[Records that describe figures]
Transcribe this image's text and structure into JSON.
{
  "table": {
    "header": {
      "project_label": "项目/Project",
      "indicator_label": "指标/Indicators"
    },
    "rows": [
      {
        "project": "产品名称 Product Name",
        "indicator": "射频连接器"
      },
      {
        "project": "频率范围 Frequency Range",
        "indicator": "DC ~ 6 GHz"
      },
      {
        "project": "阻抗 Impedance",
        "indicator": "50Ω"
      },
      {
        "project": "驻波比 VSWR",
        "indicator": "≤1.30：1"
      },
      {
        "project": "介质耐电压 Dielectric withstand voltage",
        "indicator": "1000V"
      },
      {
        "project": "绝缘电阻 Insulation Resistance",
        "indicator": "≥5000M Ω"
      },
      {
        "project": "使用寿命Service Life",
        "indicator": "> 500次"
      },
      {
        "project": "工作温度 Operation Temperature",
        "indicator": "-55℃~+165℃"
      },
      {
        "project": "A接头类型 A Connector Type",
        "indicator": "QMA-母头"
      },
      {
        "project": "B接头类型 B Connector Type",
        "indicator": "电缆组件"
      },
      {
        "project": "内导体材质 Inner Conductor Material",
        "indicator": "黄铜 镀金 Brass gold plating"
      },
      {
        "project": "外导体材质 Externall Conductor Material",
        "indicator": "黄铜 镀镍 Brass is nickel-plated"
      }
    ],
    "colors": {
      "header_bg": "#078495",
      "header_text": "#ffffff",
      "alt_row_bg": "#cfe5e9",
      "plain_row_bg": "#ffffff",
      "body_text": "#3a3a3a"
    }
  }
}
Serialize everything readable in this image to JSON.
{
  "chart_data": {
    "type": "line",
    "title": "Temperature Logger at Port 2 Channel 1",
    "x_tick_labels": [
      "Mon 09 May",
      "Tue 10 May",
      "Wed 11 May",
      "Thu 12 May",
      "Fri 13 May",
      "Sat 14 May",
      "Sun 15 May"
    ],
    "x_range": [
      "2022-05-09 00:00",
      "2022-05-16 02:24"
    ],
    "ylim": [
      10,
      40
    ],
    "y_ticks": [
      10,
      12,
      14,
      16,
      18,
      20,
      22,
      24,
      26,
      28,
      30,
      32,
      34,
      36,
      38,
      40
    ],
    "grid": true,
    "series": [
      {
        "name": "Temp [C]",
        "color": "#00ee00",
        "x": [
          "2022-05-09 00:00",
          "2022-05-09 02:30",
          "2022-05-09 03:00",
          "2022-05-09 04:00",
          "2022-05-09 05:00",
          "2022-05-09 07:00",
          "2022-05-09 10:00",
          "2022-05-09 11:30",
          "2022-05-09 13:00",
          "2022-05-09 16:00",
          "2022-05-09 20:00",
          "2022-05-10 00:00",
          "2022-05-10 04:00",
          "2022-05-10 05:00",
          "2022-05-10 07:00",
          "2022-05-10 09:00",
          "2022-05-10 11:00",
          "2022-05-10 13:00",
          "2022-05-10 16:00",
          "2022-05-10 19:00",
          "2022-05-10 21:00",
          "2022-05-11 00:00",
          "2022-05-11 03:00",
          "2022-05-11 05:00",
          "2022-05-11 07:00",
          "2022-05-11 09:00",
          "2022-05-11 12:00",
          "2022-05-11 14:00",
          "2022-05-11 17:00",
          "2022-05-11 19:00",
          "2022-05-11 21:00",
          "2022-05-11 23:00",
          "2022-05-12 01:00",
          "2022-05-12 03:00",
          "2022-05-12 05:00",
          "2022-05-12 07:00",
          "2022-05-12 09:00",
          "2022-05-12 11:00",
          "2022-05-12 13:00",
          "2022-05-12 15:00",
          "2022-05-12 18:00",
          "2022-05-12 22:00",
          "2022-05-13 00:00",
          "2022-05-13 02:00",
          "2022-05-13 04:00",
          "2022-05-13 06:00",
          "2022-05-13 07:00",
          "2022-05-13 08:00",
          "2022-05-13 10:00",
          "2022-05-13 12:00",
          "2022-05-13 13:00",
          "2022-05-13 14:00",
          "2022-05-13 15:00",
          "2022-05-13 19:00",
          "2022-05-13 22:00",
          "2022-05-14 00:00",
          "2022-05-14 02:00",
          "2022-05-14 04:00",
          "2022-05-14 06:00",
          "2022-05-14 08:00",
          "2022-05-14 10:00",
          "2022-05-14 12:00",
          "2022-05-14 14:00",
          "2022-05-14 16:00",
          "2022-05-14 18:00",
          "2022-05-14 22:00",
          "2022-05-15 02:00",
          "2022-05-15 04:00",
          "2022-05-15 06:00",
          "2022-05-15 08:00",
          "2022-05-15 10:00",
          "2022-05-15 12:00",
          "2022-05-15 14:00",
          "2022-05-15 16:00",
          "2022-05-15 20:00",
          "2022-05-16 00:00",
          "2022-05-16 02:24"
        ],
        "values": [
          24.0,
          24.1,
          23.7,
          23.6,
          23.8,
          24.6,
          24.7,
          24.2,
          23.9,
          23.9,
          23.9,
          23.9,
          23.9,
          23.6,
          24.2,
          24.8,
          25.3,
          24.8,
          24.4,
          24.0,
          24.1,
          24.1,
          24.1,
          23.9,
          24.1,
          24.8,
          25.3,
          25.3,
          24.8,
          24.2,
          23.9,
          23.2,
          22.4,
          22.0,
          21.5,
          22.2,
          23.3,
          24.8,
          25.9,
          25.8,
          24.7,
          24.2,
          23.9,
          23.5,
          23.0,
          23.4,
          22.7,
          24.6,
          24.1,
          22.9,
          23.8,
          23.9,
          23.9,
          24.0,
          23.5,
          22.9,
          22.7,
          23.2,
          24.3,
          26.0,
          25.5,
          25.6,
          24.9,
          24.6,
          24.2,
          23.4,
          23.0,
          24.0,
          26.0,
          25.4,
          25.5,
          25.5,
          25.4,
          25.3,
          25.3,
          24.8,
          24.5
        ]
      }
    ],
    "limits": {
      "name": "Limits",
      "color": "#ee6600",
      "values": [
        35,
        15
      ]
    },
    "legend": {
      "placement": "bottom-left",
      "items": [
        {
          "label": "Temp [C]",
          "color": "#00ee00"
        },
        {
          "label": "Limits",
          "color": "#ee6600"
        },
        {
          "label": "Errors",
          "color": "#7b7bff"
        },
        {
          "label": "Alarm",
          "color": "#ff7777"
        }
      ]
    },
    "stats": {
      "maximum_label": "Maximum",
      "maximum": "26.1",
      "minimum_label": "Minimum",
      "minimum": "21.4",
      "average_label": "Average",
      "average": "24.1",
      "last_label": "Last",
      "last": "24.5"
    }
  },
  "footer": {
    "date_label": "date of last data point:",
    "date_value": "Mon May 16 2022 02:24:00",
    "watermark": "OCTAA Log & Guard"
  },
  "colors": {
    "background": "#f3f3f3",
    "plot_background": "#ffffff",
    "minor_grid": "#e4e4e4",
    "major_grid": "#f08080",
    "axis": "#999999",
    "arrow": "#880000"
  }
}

Problem description: Make an exact copy of the listing, including every line.

Solution to the problem:
Transcribe this image's text and structure into JSON.
{
  "table": {
    "header": {
      "project_label": "项目/Project",
      "indicator_label": "指标/Indicators"
    },
    "rows": [
      {
        "project": "产品名称 Product Name",
        "indicator": "射频连接器"
      },
      {
        "project": "频率范围 Frequency Range",
        "indicator": "DC ~ 6 GHz"
      },
      {
        "project": "阻抗 Impedance",
        "indicator": "50Ω"
      },
      {
        "project": "驻波比 VSWR",
        "indicator": "≤1.30：1"
      },
      {
        "project": "介质耐电压 Dielectric withstand voltage",
        "indicator": "1000V"
      },
      {
        "project": "绝缘电阻 Insulation Resistance",
        "indicator": "≥5000M Ω"
      },
      {
        "project": "使用寿命Service Life",
        "indicator": "> 500次"
      },
      {
        "project": "工作温度 Operation Temperature",
        "indicator": "-55℃~+165℃"
      },
      {
        "project": "A接头类型 A Connector Type",
        "indicator": "QMA-母头"
      },
      {
        "project": "B接头类型 B Connector Type",
        "indicator": "电缆组件"
      },
      {
        "project": "内导体材质 Inner Conductor Material",
        "indicator": "黄铜 镀金 Brass gold plating"
      },
      {
        "project": "外导体材质 Externall Conductor Material",
        "indicator": "黄铜 镀镍 Brass is nickel-plated"
      }
    ],
    "colors": {
      "header_bg": "#078495",
      "header_text": "#ffffff",
      "alt_row_bg": "#cfe5e9",
      "plain_row_bg": "#ffffff",
      "body_text": "#3a3a3a"
    }
  }
}
Serialize everything readable in this image to JSON.
{
  "chart_data": {
    "type": "line",
    "title": "Temperature Logger at Port 2 Channel 1",
    "x_tick_labels": [
      "Mon 09 May",
      "Tue 10 May",
      "Wed 11 May",
      "Thu 12 May",
      "Fri 13 May",
      "Sat 14 May",
      "Sun 15 May"
    ],
    "x_range": [
      "2022-05-09 00:00",
      "2022-05-16 02:24"
    ],
    "ylim": [
      10,
      40
    ],
    "y_ticks": [
      10,
      12,
      14,
      16,
      18,
      20,
      22,
      24,
      26,
      28,
      30,
      32,
      34,
      36,
      38,
      40
    ],
    "grid": true,
    "series": [
      {
        "name": "Temp [C]",
        "color": "#00ee00",
        "x": [
          "2022-05-09 00:00",
          "2022-05-09 02:30",
          "2022-05-09 03:00",
          "2022-05-09 04:00",
          "2022-05-09 05:00",
          "2022-05-09 07:00",
          "2022-05-09 10:00",
          "2022-05-09 11:30",
          "2022-05-09 13:00",
          "2022-05-09 16:00",
          "2022-05-09 20:00",
          "2022-05-10 00:00",
          "2022-05-10 04:00",
          "2022-05-10 05:00",
          "2022-05-10 07:00",
          "2022-05-10 09:00",
          "2022-05-10 11:00",
          "2022-05-10 13:00",
          "2022-05-10 16:00",
          "2022-05-10 19:00",
          "2022-05-10 21:00",
          "2022-05-11 00:00",
          "2022-05-11 03:00",
          "2022-05-11 05:00",
          "2022-05-11 07:00",
          "2022-05-11 09:00",
          "2022-05-11 12:00",
          "2022-05-11 14:00",
          "2022-05-11 17:00",
          "2022-05-11 19:00",
          "2022-05-11 21:00",
          "2022-05-11 23:00",
          "2022-05-12 01:00",
          "2022-05-12 03:00",
          "2022-05-12 05:00",
          "2022-05-12 07:00",
          "2022-05-12 09:00",
          "2022-05-12 11:00",
          "2022-05-12 13:00",
          "2022-05-12 15:00",
          "2022-05-12 18:00",
          "2022-05-12 22:00",
          "2022-05-13 00:00",
          "2022-05-13 02:00",
          "2022-05-13 04:00",
          "2022-05-13 06:00",
          "2022-05-13 07:00",
          "2022-05-13 08:00",
          "2022-05-13 10:00",
          "2022-05-13 12:00",
          "2022-05-13 13:00",
          "2022-05-13 14:00",
          "2022-05-13 15:00",
          "2022-05-13 19:00",
          "2022-05-13 22:00",
          "2022-05-14 00:00",
          "2022-05-14 02:00",
          "2022-05-14 04:00",
          "2022-05-14 06:00",
          "2022-05-14 08:00",
          "2022-05-14 10:00",
          "2022-05-14 12:00",
          "2022-05-14 14:00",
          "2022-05-14 16:00",
          "2022-05-14 18:00",
          "2022-05-14 22:00",
          "2022-05-15 02:00",
          "2022-05-15 04:00",
          "2022-05-15 06:00",
          "2022-05-15 08:00",
          "2022-05-15 10:00",
          "2022-05-15 12:00",
          "2022-05-15 14:00",
          "2022-05-15 16:00",
          "2022-05-15 20:00",
          "2022-05-16 00:00",
          "2022-05-16 02:24"
        ],
        "values": [
          24.0,
          24.1,
          23.7,
          23.6,
          23.8,
          24.6,
          24.7,
          24.2,
          23.9,
          23.9,
          23.9,
          23.9,
          23.9,
          23.6,
          24.2,
          24.8,
          25.3,
          24.8,
          24.4,
          24.0,
          24.1,
          24.1,
          24.1,
          23.9,
          24.1,
          24.8,
          25.3,
          25.3,
          24.8,
          24.2,
          23.9,
          23.2,
          22.4,
          22.0,
          21.5,
          22.2,
          23.3,
          24.8,
          25.9,
          25.8,
          24.7,
          24.2,
          23.9,
          23.5,
          23.0,
          23.4,
          22.7,
          24.6,
          24.1,
          22.9,
          23.8,
          23.9,
          23.9,
          24.0,
          23.5,
          22.9,
          22.7,
          23.2,
          24.3,
          26.0,
          25.5,
          25.6,
          24.9,
          24.6,
          24.2,
          23.4,
          23.0,
          24.0,
          26.0,
          25.4,
          25.5,
          25.5,
          25.4,
          25.3,
          25.3,
          24.8,
          24.5
        ]
      }
    ],
    "limits": {
      "name": "Limits",
      "color": "#ee6600",
      "values": [
        35,
        15
      ]
    },
    "legend": {
      "placement": "bottom-left",
      "items": [
        {
          "label": "Temp [C]",
          "color": "#00ee00"
        },
        {
          "label": "Limits",
          "color": "#ee6600"
        },
        {
          "label": "Errors",
          "color": "#7b7bff"
        },
        {
          "label": "Alarm",
          "color": "#ff7777"
        }
      ]
    },
    "stats": {
      "maximum_label": "Maximum",
      "maximum": "26.1",
      "minimum_label": "Minimum",
      "minimum": "21.4",
      "average_label": "Average",
      "average": "24.1",
      "last_label": "Last",
      "last": "24.5"
    }
  },
  "footer": {
    "date_label": "date of last data point:",
    "date_value": "Mon May 16 2022 02:24:00",
    "watermark": "OCTAA Log & Guard"
  },
  "colors": {
    "background": "#f3f3f3",
    "plot_background": "#ffffff",
    "minor_grid": "#e4e4e4",
    "major_grid": "#f08080",
    "axis": "#999999",
    "arrow": "#880000"
  }
}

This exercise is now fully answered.